▶ _What to work on_: Omit all pictures and give the records below again exactly as written.
* start Supplied material *
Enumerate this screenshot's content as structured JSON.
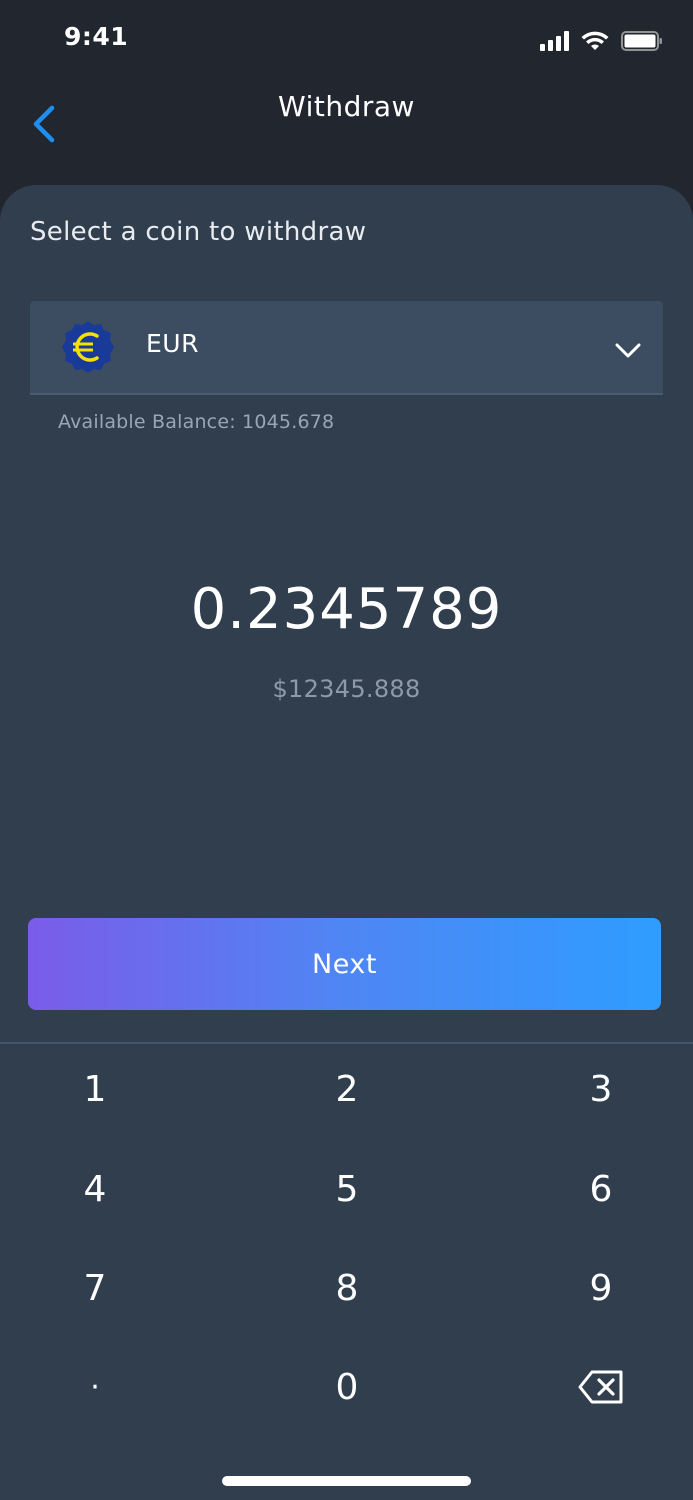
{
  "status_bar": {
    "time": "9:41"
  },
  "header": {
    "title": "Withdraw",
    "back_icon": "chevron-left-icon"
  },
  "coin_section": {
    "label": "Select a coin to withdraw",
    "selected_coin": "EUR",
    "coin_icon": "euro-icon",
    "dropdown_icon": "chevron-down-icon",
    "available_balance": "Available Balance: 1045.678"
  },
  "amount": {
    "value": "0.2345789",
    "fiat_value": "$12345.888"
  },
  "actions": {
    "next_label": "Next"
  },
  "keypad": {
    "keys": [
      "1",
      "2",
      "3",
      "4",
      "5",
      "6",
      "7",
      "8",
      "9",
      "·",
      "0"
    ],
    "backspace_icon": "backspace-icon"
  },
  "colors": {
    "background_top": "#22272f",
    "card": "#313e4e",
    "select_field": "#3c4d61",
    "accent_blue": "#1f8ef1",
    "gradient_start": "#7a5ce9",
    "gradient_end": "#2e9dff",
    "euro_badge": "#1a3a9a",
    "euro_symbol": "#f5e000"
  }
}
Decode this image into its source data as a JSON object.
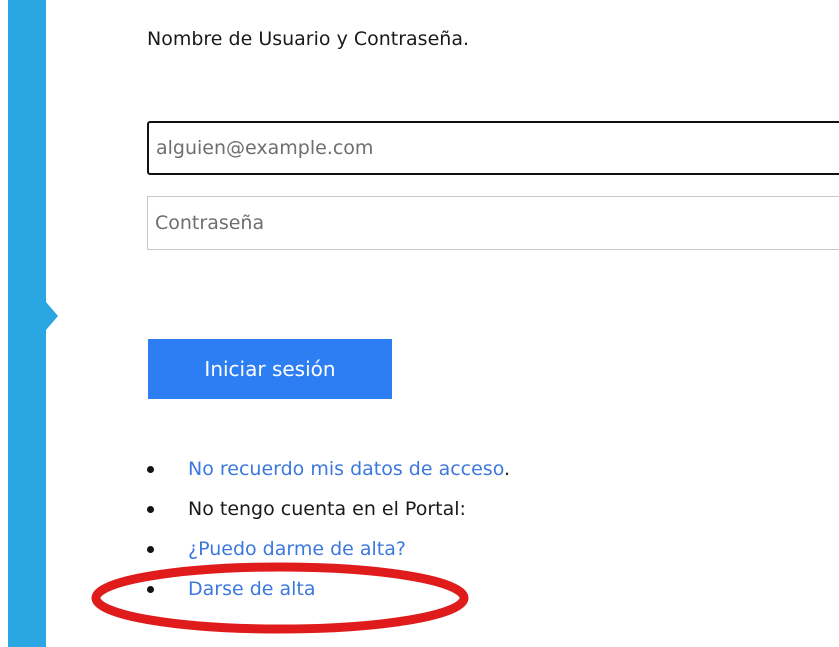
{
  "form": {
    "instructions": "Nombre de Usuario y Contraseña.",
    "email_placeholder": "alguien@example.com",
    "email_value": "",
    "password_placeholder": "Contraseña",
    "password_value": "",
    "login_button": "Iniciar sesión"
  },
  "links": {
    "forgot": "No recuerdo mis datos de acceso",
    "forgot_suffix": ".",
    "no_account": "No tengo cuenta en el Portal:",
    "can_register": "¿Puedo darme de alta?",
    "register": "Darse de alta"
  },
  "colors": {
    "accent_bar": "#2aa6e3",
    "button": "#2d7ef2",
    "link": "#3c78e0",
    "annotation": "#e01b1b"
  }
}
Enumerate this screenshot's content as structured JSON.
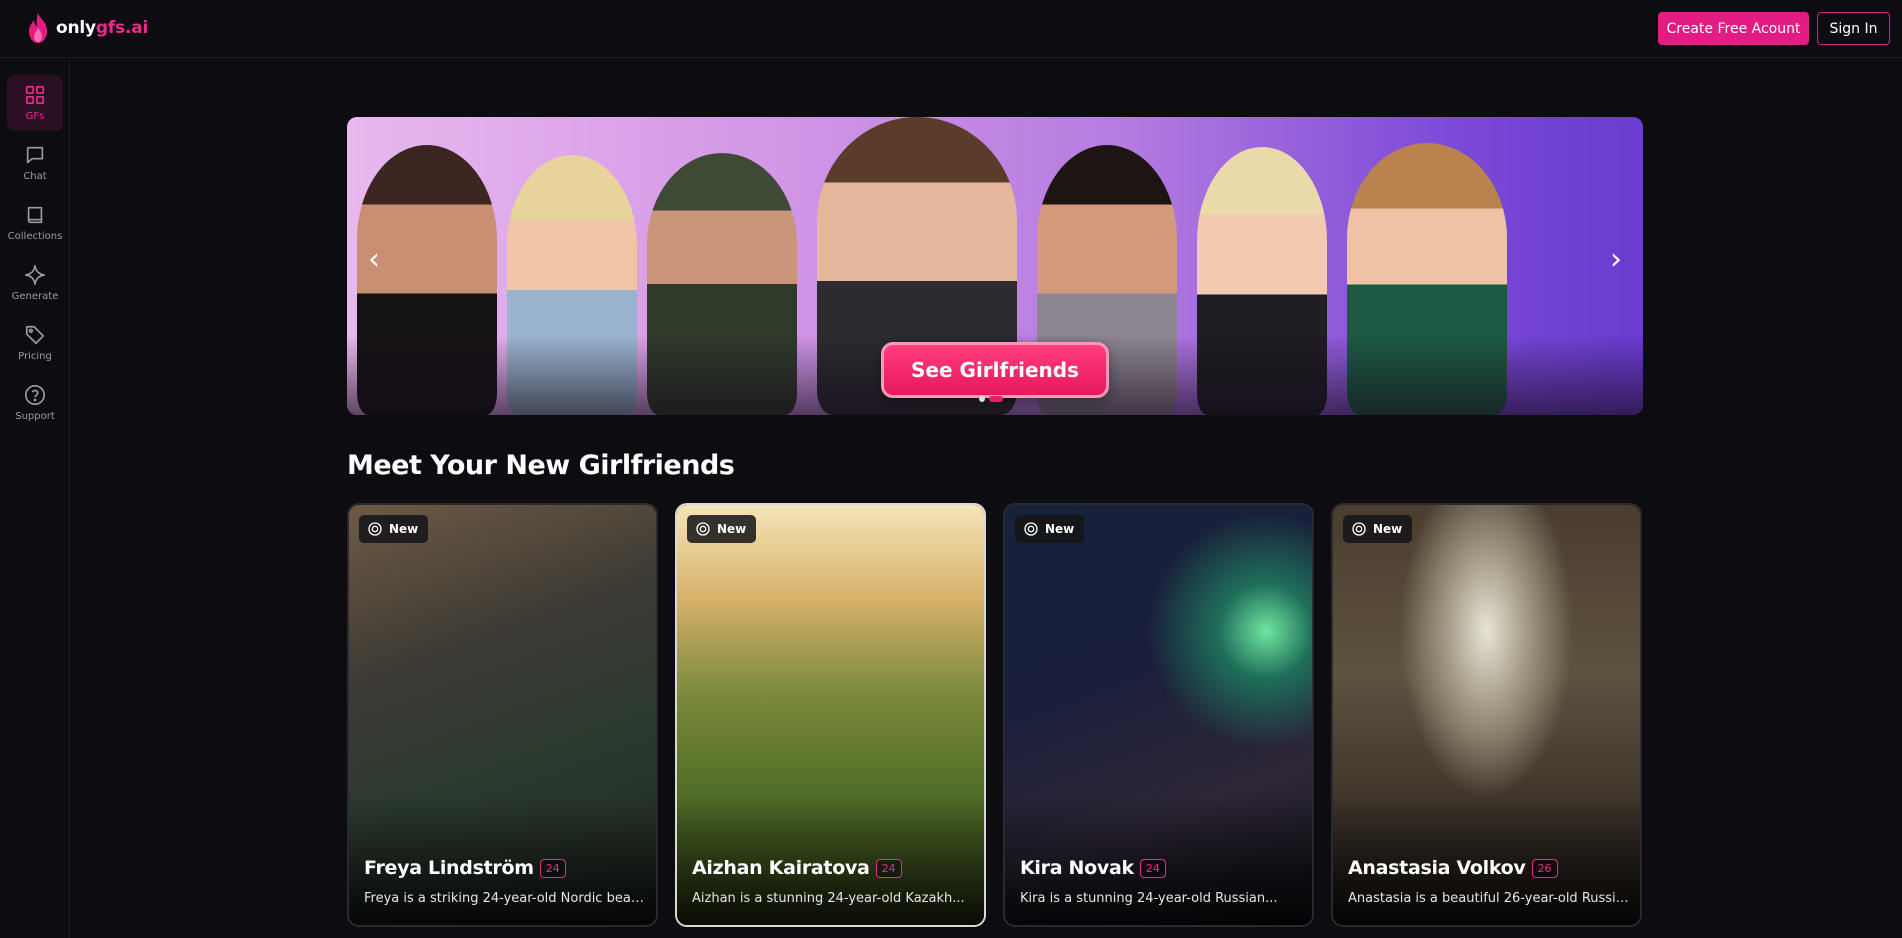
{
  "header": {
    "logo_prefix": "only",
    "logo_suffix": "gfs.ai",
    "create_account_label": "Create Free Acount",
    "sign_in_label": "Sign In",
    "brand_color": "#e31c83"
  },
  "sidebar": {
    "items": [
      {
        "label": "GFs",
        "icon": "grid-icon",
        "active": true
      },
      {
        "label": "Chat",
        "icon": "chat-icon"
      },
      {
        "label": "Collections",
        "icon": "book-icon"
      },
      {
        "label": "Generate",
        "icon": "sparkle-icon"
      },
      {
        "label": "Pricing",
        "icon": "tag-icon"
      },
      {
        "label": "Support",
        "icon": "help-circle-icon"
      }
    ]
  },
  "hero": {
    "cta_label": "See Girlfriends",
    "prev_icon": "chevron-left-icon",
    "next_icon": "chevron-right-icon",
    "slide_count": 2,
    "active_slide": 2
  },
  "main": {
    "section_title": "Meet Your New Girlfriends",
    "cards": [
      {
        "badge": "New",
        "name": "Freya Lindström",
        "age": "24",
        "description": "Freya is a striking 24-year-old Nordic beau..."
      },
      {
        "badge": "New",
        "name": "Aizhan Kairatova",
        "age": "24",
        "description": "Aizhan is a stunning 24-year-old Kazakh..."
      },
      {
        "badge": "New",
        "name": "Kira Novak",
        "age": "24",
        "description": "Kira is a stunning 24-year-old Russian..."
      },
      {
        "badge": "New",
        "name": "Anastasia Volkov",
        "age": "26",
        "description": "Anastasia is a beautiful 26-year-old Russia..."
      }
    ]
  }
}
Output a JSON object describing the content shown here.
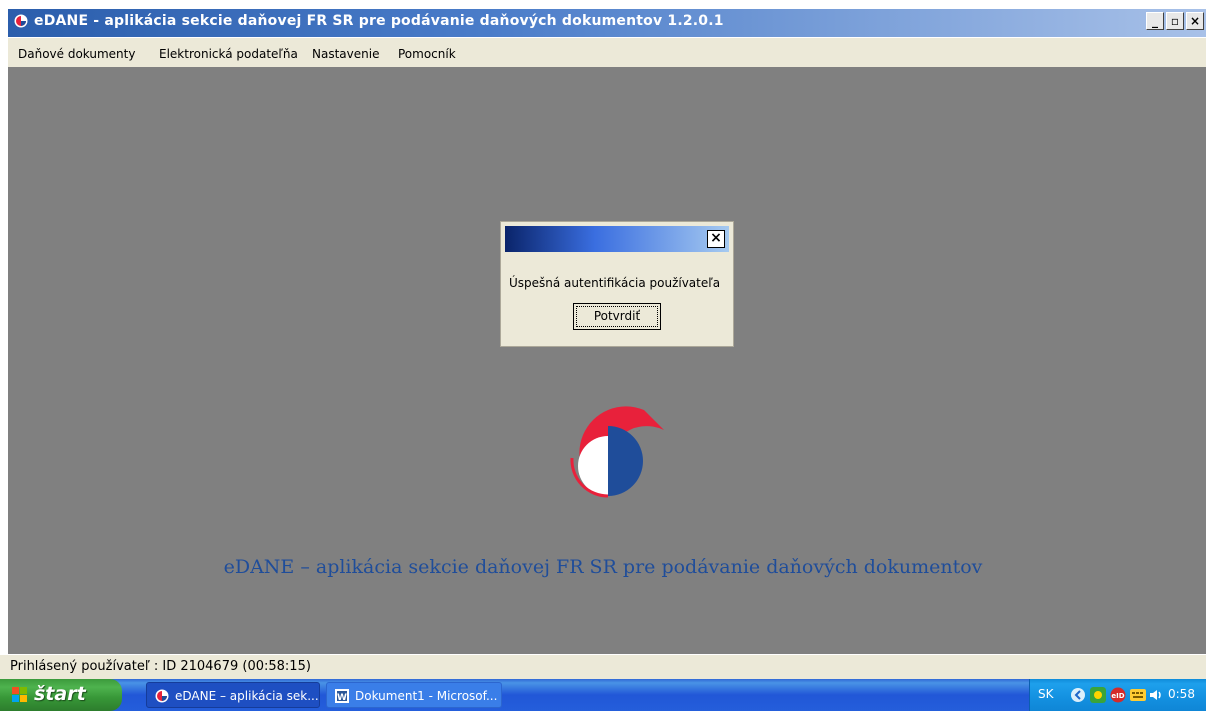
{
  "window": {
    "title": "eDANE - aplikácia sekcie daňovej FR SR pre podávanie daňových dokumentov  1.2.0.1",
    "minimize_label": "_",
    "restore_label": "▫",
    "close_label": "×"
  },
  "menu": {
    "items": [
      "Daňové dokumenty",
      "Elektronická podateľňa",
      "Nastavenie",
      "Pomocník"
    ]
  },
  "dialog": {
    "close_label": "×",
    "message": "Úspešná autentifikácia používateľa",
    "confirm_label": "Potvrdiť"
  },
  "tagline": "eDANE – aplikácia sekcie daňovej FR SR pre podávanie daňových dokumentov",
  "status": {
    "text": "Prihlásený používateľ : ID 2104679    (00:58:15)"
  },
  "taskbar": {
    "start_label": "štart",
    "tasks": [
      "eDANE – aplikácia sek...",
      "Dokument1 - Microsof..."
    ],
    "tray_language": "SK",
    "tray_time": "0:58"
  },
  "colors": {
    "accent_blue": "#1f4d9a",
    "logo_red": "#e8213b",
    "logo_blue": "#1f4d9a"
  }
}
* end Supplied material *
▶ _Solution for this problem_:
Enumerate this screenshot's content as structured JSON.
{
  "status_bar": {
    "time": "9:41"
  },
  "header": {
    "title": "Withdraw",
    "back_icon": "chevron-left-icon"
  },
  "coin_section": {
    "label": "Select a coin to withdraw",
    "selected_coin": "EUR",
    "coin_icon": "euro-icon",
    "dropdown_icon": "chevron-down-icon",
    "available_balance": "Available Balance: 1045.678"
  },
  "amount": {
    "value": "0.2345789",
    "fiat_value": "$12345.888"
  },
  "actions": {
    "next_label": "Next"
  },
  "keypad": {
    "keys": [
      "1",
      "2",
      "3",
      "4",
      "5",
      "6",
      "7",
      "8",
      "9",
      "·",
      "0"
    ],
    "backspace_icon": "backspace-icon"
  },
  "colors": {
    "background_top": "#22272f",
    "card": "#313e4e",
    "select_field": "#3c4d61",
    "accent_blue": "#1f8ef1",
    "gradient_start": "#7a5ce9",
    "gradient_end": "#2e9dff",
    "euro_badge": "#1a3a9a",
    "euro_symbol": "#f5e000"
  }
}
Decode this image into its source data as a JSON object.
{
  "form": {
    "instructions": "Nombre de Usuario y Contraseña.",
    "email_placeholder": "alguien@example.com",
    "email_value": "",
    "password_placeholder": "Contraseña",
    "password_value": "",
    "login_button": "Iniciar sesión"
  },
  "links": {
    "forgot": "No recuerdo mis datos de acceso",
    "forgot_suffix": ".",
    "no_account": "No tengo cuenta en el Portal:",
    "can_register": "¿Puedo darme de alta?",
    "register": "Darse de alta"
  },
  "colors": {
    "accent_bar": "#2aa6e3",
    "button": "#2d7ef2",
    "link": "#3c78e0",
    "annotation": "#e01b1b"
  }
}
Enumerate this screenshot's content as structured JSON.
{
  "header": {
    "logo_prefix": "only",
    "logo_suffix": "gfs.ai",
    "create_account_label": "Create Free Acount",
    "sign_in_label": "Sign In",
    "brand_color": "#e31c83"
  },
  "sidebar": {
    "items": [
      {
        "label": "GFs",
        "icon": "grid-icon",
        "active": true
      },
      {
        "label": "Chat",
        "icon": "chat-icon"
      },
      {
        "label": "Collections",
        "icon": "book-icon"
      },
      {
        "label": "Generate",
        "icon": "sparkle-icon"
      },
      {
        "label": "Pricing",
        "icon": "tag-icon"
      },
      {
        "label": "Support",
        "icon": "help-circle-icon"
      }
    ]
  },
  "hero": {
    "cta_label": "See Girlfriends",
    "prev_icon": "chevron-left-icon",
    "next_icon": "chevron-right-icon",
    "slide_count": 2,
    "active_slide": 2
  },
  "main": {
    "section_title": "Meet Your New Girlfriends",
    "cards": [
      {
        "badge": "New",
        "name": "Freya Lindström",
        "age": "24",
        "description": "Freya is a striking 24-year-old Nordic beau..."
      },
      {
        "badge": "New",
        "name": "Aizhan Kairatova",
        "age": "24",
        "description": "Aizhan is a stunning 24-year-old Kazakh..."
      },
      {
        "badge": "New",
        "name": "Kira Novak",
        "age": "24",
        "description": "Kira is a stunning 24-year-old Russian..."
      },
      {
        "badge": "New",
        "name": "Anastasia Volkov",
        "age": "26",
        "description": "Anastasia is a beautiful 26-year-old Russia..."
      }
    ]
  }
}
Output a JSON object describing the content shown here.
{
  "window": {
    "title": "eDANE - aplikácia sekcie daňovej FR SR pre podávanie daňových dokumentov  1.2.0.1",
    "minimize_label": "_",
    "restore_label": "▫",
    "close_label": "×"
  },
  "menu": {
    "items": [
      "Daňové dokumenty",
      "Elektronická podateľňa",
      "Nastavenie",
      "Pomocník"
    ]
  },
  "dialog": {
    "close_label": "×",
    "message": "Úspešná autentifikácia používateľa",
    "confirm_label": "Potvrdiť"
  },
  "tagline": "eDANE – aplikácia sekcie daňovej FR SR pre podávanie daňových dokumentov",
  "status": {
    "text": "Prihlásený používateľ : ID 2104679    (00:58:15)"
  },
  "taskbar": {
    "start_label": "štart",
    "tasks": [
      "eDANE – aplikácia sek...",
      "Dokument1 - Microsof..."
    ],
    "tray_language": "SK",
    "tray_time": "0:58"
  },
  "colors": {
    "accent_blue": "#1f4d9a",
    "logo_red": "#e8213b",
    "logo_blue": "#1f4d9a"
  }
}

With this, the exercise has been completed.